● **Objective**:
The exercise asks you to copy every line below in which "settings" appears.

↓

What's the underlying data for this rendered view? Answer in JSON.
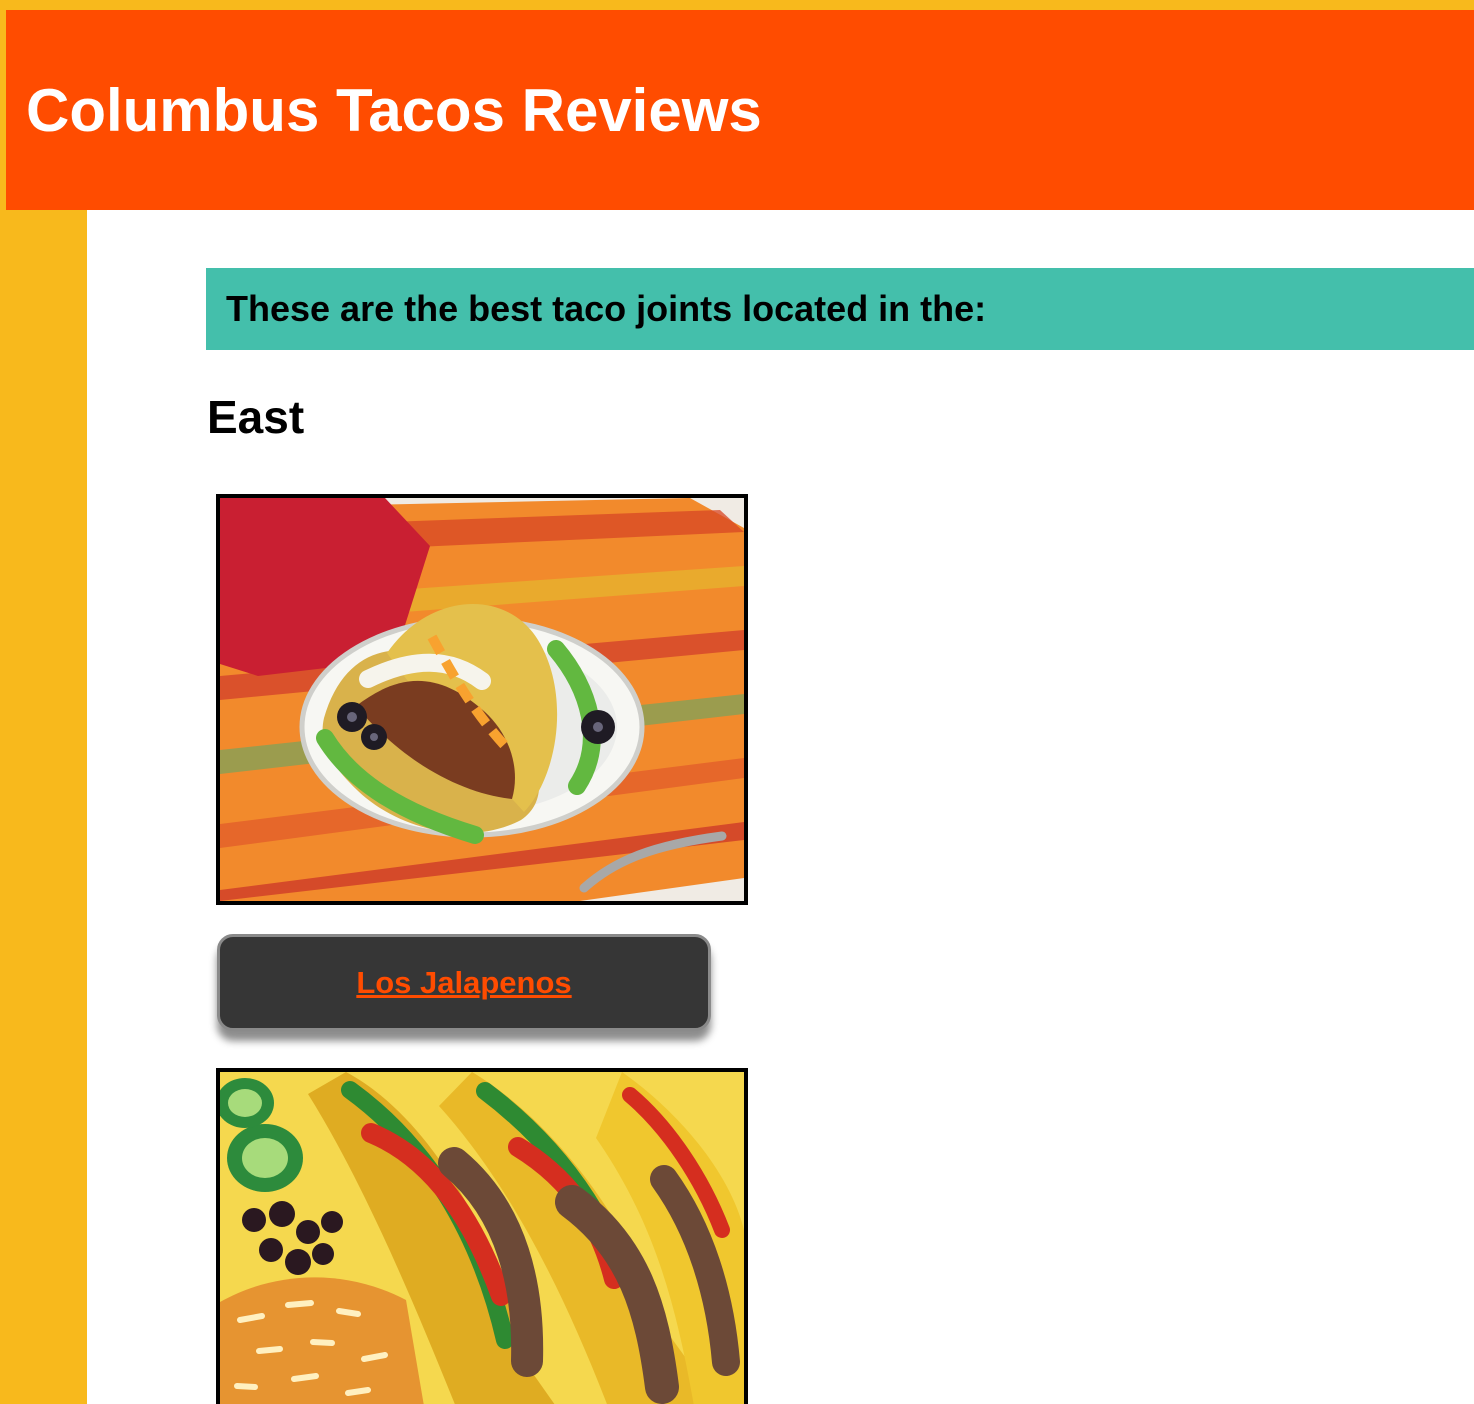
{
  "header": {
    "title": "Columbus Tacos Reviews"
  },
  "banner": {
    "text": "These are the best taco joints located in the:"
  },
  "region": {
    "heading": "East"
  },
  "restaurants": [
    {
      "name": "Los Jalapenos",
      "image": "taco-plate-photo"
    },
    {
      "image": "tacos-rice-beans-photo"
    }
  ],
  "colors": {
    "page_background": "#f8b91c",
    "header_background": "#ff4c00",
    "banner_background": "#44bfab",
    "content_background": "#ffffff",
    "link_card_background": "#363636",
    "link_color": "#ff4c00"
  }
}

↑
↓

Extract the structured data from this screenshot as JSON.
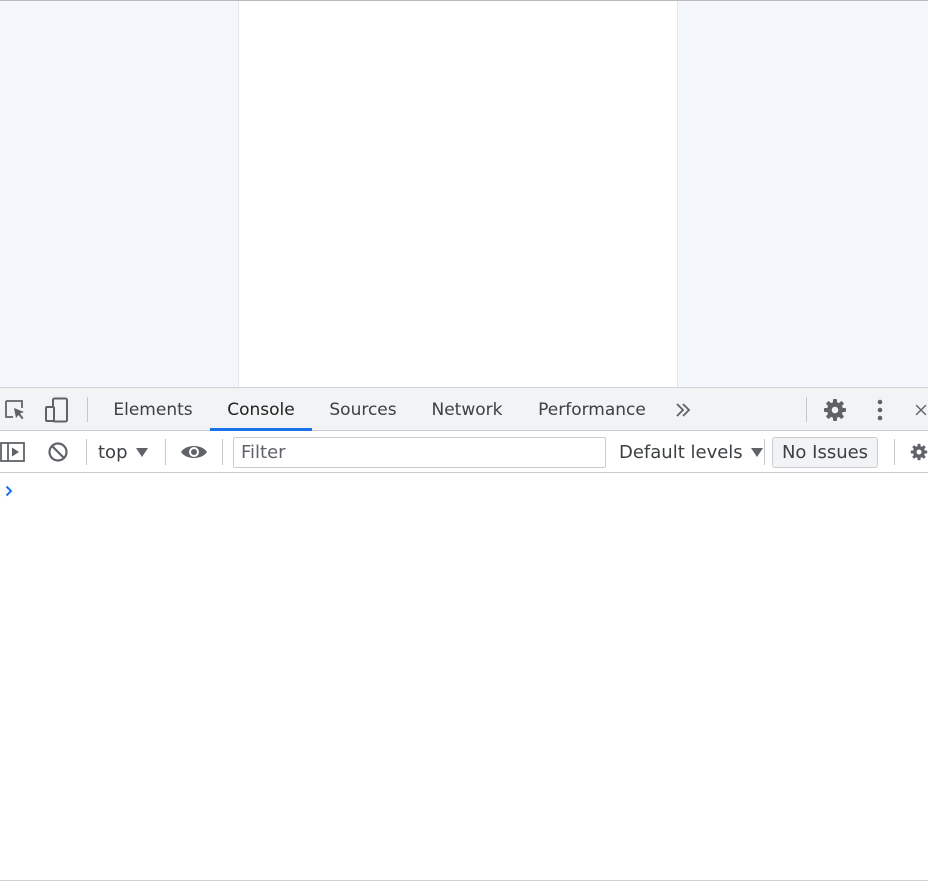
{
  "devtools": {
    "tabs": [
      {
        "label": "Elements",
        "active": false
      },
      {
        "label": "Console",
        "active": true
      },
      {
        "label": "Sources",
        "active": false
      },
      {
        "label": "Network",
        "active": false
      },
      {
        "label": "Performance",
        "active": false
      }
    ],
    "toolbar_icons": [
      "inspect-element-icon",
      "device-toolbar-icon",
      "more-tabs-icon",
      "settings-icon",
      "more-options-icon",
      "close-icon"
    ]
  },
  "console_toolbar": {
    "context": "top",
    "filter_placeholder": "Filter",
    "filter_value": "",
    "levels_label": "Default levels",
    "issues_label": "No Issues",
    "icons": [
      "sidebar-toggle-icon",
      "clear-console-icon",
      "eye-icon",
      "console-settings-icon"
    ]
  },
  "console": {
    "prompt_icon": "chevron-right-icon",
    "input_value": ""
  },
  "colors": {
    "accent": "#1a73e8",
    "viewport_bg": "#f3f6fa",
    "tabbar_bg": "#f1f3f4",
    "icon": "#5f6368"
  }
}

↑

● **Result of the exercise**:
      "settings-icon",
      "console-settings-icon"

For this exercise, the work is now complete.